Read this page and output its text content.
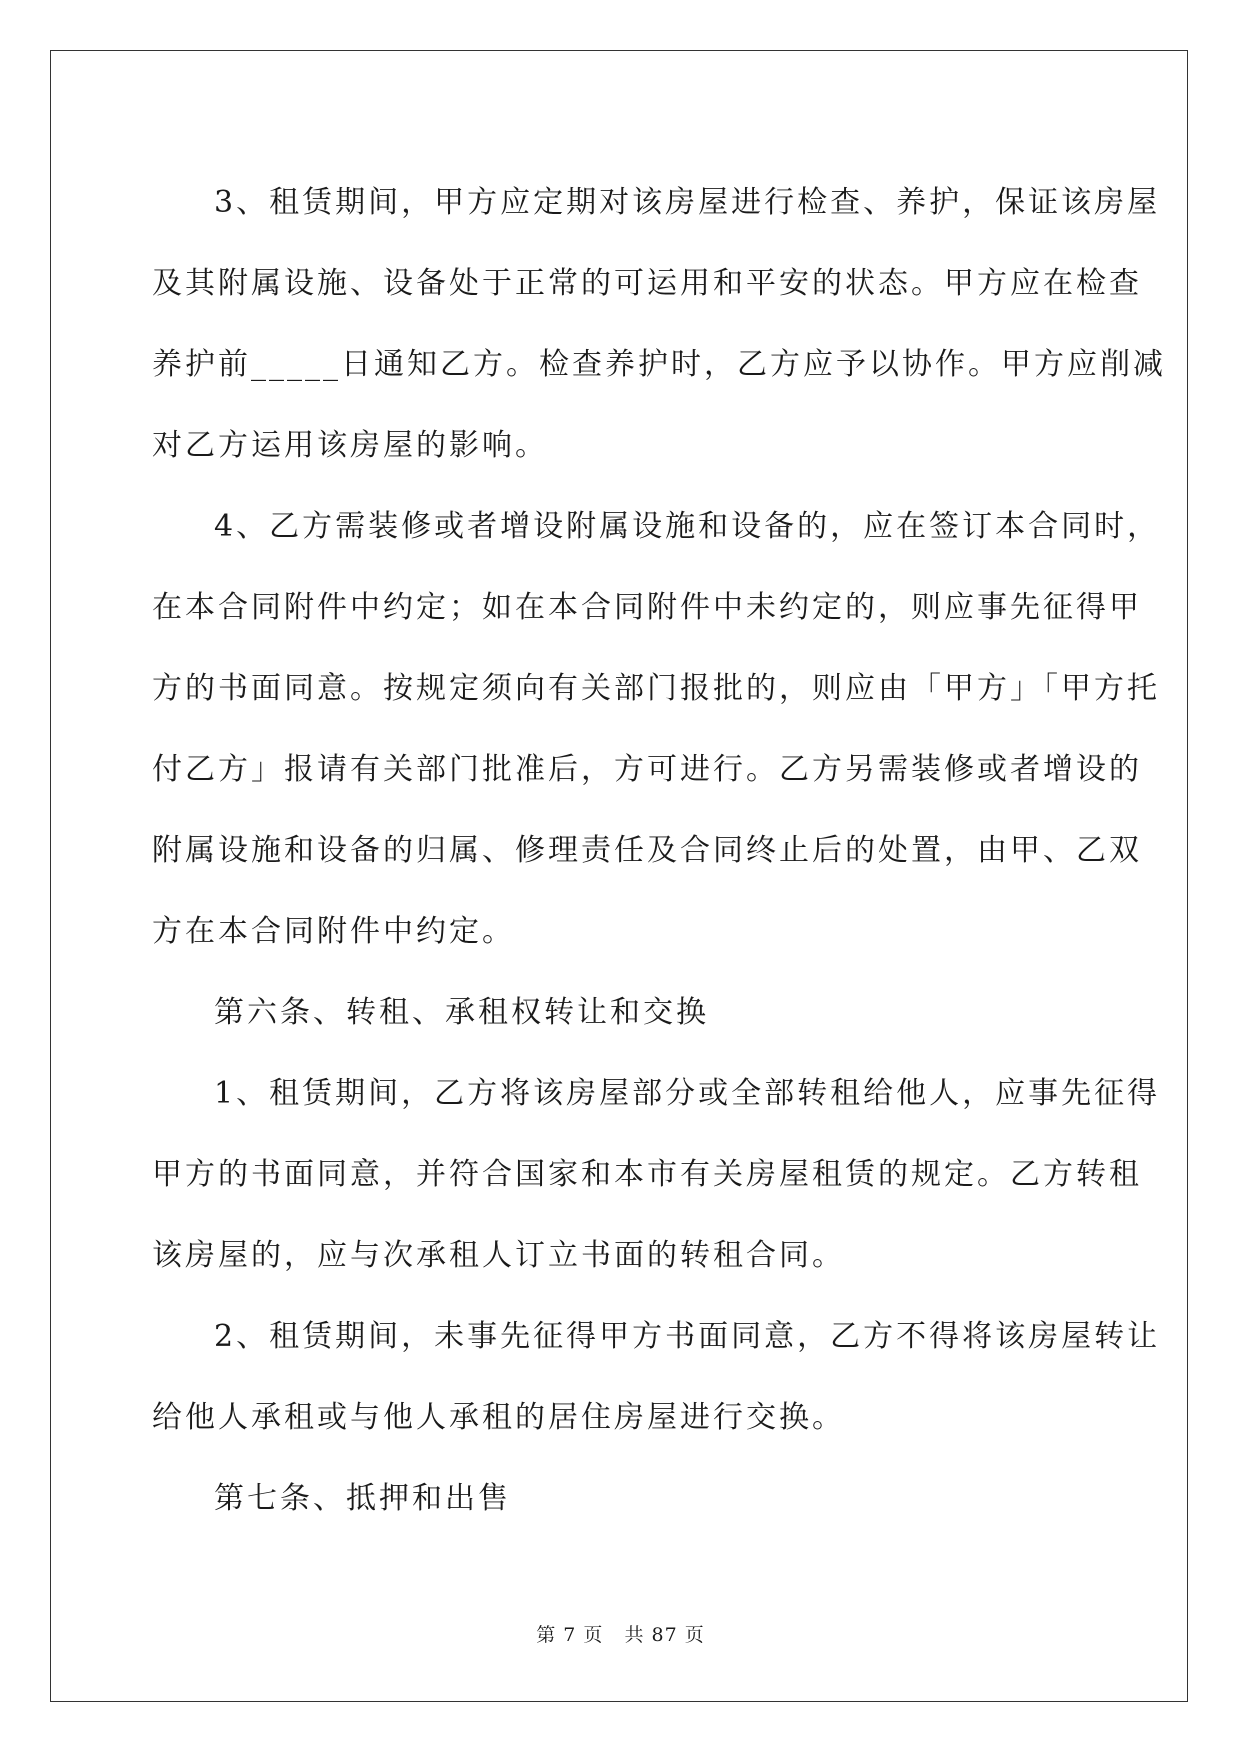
3、租赁期间，甲方应定期对该房屋进行检查、养护，保证该房屋
及其附属设施、设备处于正常的可运用和平安的状态。甲方应在检查
养护前_____日通知乙方。检查养护时，乙方应予以协作。甲方应削减
对乙方运用该房屋的影响。
4、乙方需装修或者增设附属设施和设备的，应在签订本合同时，
在本合同附件中约定；如在本合同附件中未约定的，则应事先征得甲
方的书面同意。按规定须向有关部门报批的，则应由「甲方」「甲方托
付乙方」报请有关部门批准后，方可进行。乙方另需装修或者增设的
附属设施和设备的归属、修理责任及合同终止后的处置，由甲、乙双
方在本合同附件中约定。
第六条、转租、承租权转让和交换
1、租赁期间，乙方将该房屋部分或全部转租给他人，应事先征得
甲方的书面同意，并符合国家和本市有关房屋租赁的规定。乙方转租
该房屋的，应与次承租人订立书面的转租合同。
2、租赁期间，未事先征得甲方书面同意，乙方不得将该房屋转让
给他人承租或与他人承租的居住房屋进行交换。
第七条、抵押和出售
第 7 页 共 87 页
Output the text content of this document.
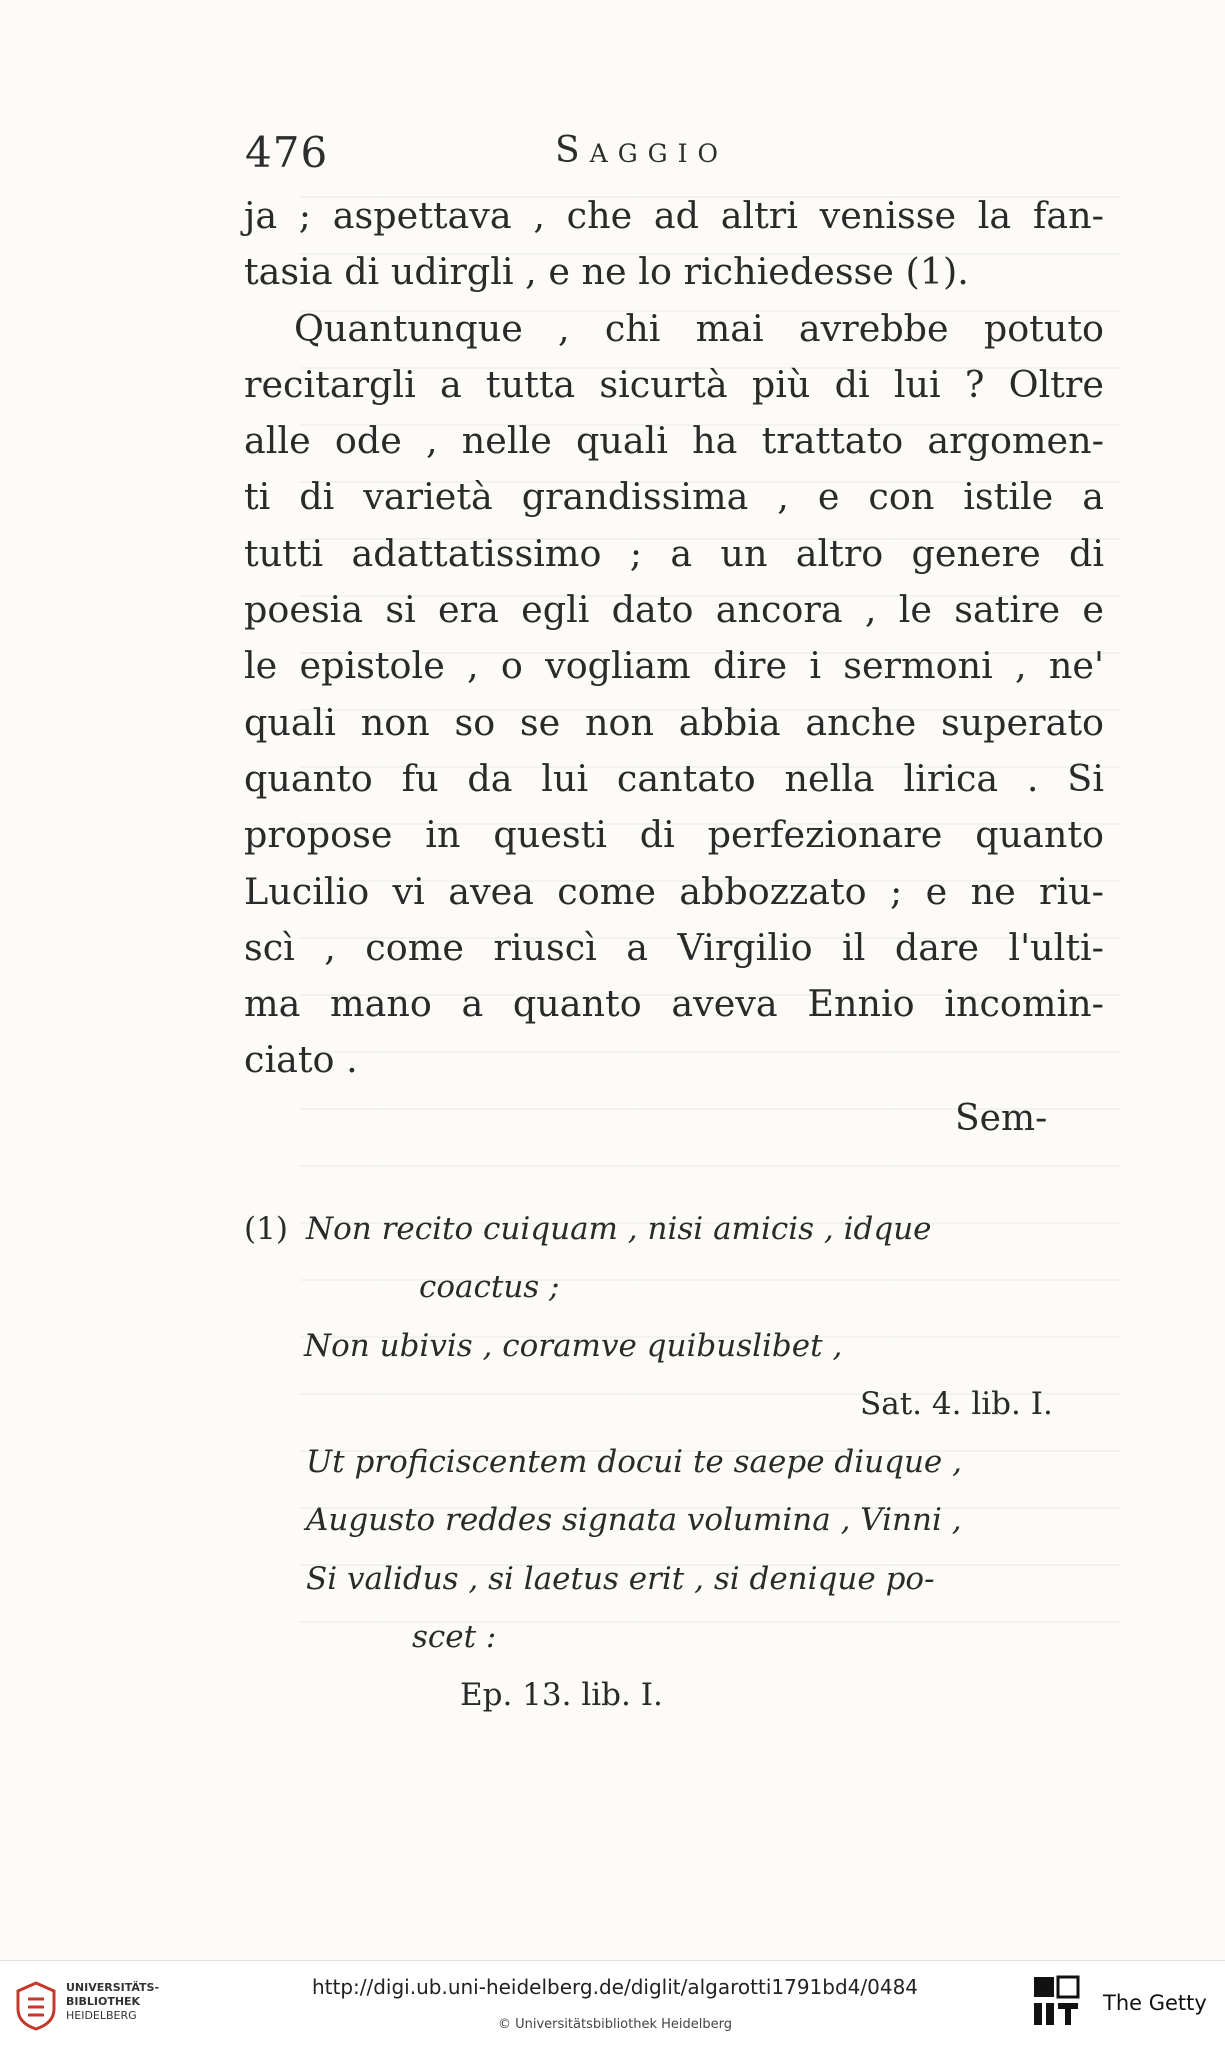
476	Saggio
ja ; aspettava , che ad altri venisse la fan-
tasia di udirgli , e ne lo richiedesse (1).
Quantunque , chi mai avrebbe potuto
recitargli a tutta sicurtà più di lui ? Oltre
alle ode , nelle quali ha trattato argomen-
ti di varietà grandissima , e con istile a
tutti adattatissimo ; a un altro genere di
poesia si era egli dato ancora , le satire e
le epistole , o vogliam dire i sermoni , ne'
quali non so se non abbia anche superato
quanto fu da lui cantato nella lirica . Si
propose in questi di perfezionare quanto
Lucilio vi avea come abbozzato ; e ne riu-
scì , come riuscì a Virgilio il dare l'ulti-
ma mano a quanto aveva Ennio incomin-
ciato .
Sem-
(1) Non recito cuiquam , nisi amicis , idque
coactus ;
Non ubivis , coramve quibuslibet ,
Sat. 4. lib. I.
Ut proficiscentem docui te saepe diuque ,
Augusto reddes signata volumina , Vinni ,
Si validus , si laetus erit , si denique po-
scet :
Ep. 13. lib. I.
UNIVERSITÄTS-
BIBLIOTHEK
HEIDELBERG
http://digi.ub.uni-heidelberg.de/diglit/algarotti1791bd4/0484
© Universitätsbibliothek Heidelberg
The Getty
━━━━━━
WHAT IS ASKED:
The lines to write out run from the one containing "Output the text content of this document." through the final line of the material above, both included; write them out exactly, with no pictures.

FINAL RESULT:
Output the text content of this document.
476	Saggio
ja ; aspettava , che ad altri venisse la fan-
tasia di udirgli , e ne lo richiedesse (1).
Quantunque , chi mai avrebbe potuto
recitargli a tutta sicurtà più di lui ? Oltre
alle ode , nelle quali ha trattato argomen-
ti di varietà grandissima , e con istile a
tutti adattatissimo ; a un altro genere di
poesia si era egli dato ancora , le satire e
le epistole , o vogliam dire i sermoni , ne'
quali non so se non abbia anche superato
quanto fu da lui cantato nella lirica . Si
propose in questi di perfezionare quanto
Lucilio vi avea come abbozzato ; e ne riu-
scì , come riuscì a Virgilio il dare l'ulti-
ma mano a quanto aveva Ennio incomin-
ciato .
Sem-
(1) Non recito cuiquam , nisi amicis , idque
coactus ;
Non ubivis , coramve quibuslibet ,
Sat. 4. lib. I.
Ut proficiscentem docui te saepe diuque ,
Augusto reddes signata volumina , Vinni ,
Si validus , si laetus erit , si denique po-
scet :
Ep. 13. lib. I.
UNIVERSITÄTS-
BIBLIOTHEK
HEIDELBERG
http://digi.ub.uni-heidelberg.de/diglit/algarotti1791bd4/0484
© Universitätsbibliothek Heidelberg
The Getty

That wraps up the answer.